Problem statement:
Write out the records again, exactly, leaving none out.
Begin Material provided
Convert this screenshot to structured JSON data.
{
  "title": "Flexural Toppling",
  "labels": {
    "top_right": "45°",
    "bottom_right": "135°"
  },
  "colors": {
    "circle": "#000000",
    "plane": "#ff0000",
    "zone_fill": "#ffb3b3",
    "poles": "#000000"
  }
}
End Material provided
Solution to this task:
Convert this screenshot to structured JSON data.
{
  "title": "Flexural Toppling",
  "labels": {
    "top_right": "45°",
    "bottom_right": "135°"
  },
  "colors": {
    "circle": "#000000",
    "plane": "#ff0000",
    "zone_fill": "#ffb3b3",
    "poles": "#000000"
  }
}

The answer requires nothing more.